[Data listing]
__________________________________________________

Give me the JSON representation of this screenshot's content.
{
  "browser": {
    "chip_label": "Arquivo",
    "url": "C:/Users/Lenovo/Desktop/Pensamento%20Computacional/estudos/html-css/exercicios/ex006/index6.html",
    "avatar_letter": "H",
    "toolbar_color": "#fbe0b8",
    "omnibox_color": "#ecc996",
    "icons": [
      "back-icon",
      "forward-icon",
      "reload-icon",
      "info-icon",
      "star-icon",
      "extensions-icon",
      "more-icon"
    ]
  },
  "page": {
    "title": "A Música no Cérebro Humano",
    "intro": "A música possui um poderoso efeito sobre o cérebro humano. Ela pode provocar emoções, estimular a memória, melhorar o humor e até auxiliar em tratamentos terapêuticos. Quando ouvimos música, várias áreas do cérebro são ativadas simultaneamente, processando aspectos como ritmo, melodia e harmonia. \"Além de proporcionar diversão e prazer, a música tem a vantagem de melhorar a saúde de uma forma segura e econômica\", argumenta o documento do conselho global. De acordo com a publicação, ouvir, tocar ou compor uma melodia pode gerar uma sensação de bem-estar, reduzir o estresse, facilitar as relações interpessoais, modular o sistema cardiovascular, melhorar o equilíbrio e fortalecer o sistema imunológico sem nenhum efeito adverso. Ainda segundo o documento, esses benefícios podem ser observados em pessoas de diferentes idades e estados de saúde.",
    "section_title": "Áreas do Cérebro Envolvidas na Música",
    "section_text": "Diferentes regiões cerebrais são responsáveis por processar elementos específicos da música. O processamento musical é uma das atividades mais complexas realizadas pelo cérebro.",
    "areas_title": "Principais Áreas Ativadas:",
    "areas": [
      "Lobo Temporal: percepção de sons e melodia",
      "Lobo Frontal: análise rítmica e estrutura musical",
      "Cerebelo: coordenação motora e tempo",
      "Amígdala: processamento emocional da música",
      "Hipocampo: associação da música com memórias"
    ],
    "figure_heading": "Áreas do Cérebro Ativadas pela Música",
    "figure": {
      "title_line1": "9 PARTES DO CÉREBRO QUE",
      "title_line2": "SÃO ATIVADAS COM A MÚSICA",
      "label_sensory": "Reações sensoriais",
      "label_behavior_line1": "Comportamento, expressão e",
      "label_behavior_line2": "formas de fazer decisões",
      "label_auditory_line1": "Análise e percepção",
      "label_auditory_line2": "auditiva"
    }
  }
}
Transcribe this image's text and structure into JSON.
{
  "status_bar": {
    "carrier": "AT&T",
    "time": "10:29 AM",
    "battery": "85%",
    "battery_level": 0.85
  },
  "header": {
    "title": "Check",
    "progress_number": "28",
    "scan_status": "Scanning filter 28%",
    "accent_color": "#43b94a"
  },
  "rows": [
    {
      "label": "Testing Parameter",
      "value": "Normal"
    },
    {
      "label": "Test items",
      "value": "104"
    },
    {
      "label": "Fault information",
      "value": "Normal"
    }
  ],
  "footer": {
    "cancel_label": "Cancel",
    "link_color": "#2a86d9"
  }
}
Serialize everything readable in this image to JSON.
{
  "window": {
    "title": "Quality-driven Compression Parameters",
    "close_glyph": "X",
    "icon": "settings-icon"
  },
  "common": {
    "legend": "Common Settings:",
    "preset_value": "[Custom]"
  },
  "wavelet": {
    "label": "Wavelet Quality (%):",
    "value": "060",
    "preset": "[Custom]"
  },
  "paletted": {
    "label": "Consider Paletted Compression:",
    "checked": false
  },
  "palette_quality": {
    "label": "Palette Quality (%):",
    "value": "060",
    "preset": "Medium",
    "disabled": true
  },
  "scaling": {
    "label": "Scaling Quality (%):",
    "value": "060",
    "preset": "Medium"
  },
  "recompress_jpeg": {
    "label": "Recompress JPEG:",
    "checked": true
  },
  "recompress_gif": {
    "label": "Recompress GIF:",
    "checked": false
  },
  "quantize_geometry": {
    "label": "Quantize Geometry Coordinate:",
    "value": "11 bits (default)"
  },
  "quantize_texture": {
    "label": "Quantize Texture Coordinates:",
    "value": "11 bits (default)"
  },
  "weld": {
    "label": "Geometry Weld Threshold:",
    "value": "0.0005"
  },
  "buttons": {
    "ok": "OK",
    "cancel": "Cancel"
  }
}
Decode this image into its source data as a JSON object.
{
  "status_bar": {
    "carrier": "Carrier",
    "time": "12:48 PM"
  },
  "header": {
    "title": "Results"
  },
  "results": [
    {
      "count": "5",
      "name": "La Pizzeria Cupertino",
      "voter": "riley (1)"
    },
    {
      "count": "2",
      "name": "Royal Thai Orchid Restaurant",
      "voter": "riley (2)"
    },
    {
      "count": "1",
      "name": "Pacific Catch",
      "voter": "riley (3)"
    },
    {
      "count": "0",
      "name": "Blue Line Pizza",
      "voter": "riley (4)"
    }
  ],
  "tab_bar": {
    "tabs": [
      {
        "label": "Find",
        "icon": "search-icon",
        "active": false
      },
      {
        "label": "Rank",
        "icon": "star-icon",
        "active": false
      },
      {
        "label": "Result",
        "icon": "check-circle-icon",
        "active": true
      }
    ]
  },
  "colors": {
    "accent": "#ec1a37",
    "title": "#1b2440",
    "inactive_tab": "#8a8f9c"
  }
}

__________________________________________________

Given task
Check the records above line by line and tally those holding the string "percepção". Answer with the number only.

Written response
2